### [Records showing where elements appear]
────────────────────
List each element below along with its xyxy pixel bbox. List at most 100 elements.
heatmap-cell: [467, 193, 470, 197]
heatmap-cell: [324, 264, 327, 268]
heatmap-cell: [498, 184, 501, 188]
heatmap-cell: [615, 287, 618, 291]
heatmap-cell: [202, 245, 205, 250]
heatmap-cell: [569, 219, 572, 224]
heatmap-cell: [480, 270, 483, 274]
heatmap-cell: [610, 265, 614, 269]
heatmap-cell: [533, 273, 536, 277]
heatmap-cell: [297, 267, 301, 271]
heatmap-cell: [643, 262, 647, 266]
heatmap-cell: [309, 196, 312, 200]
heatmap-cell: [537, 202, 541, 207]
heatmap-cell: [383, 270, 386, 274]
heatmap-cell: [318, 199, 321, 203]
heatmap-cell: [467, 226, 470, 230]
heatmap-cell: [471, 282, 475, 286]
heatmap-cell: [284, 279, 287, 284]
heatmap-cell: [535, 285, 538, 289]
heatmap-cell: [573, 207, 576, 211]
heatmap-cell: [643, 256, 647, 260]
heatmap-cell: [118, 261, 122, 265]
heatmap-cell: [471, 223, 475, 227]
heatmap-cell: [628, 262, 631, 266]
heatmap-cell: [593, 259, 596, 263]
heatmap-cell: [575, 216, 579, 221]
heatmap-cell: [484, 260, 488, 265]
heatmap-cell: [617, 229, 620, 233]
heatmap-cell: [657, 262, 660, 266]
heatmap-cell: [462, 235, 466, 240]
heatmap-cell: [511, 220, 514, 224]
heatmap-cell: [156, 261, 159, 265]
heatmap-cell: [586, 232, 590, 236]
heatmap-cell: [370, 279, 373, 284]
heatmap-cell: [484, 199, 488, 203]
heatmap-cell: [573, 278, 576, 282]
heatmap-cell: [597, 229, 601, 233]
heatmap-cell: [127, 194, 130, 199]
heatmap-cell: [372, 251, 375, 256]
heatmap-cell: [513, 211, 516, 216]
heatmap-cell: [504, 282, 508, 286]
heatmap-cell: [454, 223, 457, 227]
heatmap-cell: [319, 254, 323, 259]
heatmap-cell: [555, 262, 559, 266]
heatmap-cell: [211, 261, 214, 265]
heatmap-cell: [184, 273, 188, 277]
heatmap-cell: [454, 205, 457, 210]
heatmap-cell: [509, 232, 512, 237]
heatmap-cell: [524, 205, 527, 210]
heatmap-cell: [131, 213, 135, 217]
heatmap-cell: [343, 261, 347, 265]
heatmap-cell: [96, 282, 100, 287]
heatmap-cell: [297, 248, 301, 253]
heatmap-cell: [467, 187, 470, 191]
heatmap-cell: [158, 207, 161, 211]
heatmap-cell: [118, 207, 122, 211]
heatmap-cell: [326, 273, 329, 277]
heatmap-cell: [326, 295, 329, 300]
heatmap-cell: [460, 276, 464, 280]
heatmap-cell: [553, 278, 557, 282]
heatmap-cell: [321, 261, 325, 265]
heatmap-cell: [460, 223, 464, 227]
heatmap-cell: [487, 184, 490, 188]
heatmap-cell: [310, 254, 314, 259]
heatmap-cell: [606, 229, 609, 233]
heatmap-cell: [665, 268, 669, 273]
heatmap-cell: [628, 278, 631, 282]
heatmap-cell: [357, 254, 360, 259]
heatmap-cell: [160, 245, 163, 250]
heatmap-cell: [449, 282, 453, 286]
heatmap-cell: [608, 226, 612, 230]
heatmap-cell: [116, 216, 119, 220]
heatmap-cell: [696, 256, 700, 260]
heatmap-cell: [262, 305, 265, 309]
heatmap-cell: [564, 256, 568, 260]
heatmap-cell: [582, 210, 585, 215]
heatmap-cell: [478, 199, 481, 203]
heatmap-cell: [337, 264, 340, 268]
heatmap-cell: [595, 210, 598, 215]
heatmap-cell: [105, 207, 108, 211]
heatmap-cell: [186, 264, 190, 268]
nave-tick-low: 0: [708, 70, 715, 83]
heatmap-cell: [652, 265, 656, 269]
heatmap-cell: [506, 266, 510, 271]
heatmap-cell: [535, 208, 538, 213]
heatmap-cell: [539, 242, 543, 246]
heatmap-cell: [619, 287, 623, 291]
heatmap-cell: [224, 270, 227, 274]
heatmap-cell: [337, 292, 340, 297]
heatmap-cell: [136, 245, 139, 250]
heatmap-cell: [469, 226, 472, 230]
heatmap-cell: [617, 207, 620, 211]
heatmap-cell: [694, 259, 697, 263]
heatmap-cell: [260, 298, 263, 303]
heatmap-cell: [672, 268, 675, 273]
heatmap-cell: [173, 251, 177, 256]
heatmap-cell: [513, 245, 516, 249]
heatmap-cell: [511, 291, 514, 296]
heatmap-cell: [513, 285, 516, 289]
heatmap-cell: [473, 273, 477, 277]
────────────────────
### [Your goal]
Copy the entries word for word, beginning at the first line and stopping after the line that contains "heatmap-cell: [535, 285, 538, 289]".

### [Correct result]
List each element below along with its xyxy pixel bbox. List at most 100 elements.
heatmap-cell: [467, 193, 470, 197]
heatmap-cell: [324, 264, 327, 268]
heatmap-cell: [498, 184, 501, 188]
heatmap-cell: [615, 287, 618, 291]
heatmap-cell: [202, 245, 205, 250]
heatmap-cell: [569, 219, 572, 224]
heatmap-cell: [480, 270, 483, 274]
heatmap-cell: [610, 265, 614, 269]
heatmap-cell: [533, 273, 536, 277]
heatmap-cell: [297, 267, 301, 271]
heatmap-cell: [643, 262, 647, 266]
heatmap-cell: [309, 196, 312, 200]
heatmap-cell: [537, 202, 541, 207]
heatmap-cell: [383, 270, 386, 274]
heatmap-cell: [318, 199, 321, 203]
heatmap-cell: [467, 226, 470, 230]
heatmap-cell: [471, 282, 475, 286]
heatmap-cell: [284, 279, 287, 284]
heatmap-cell: [535, 285, 538, 289]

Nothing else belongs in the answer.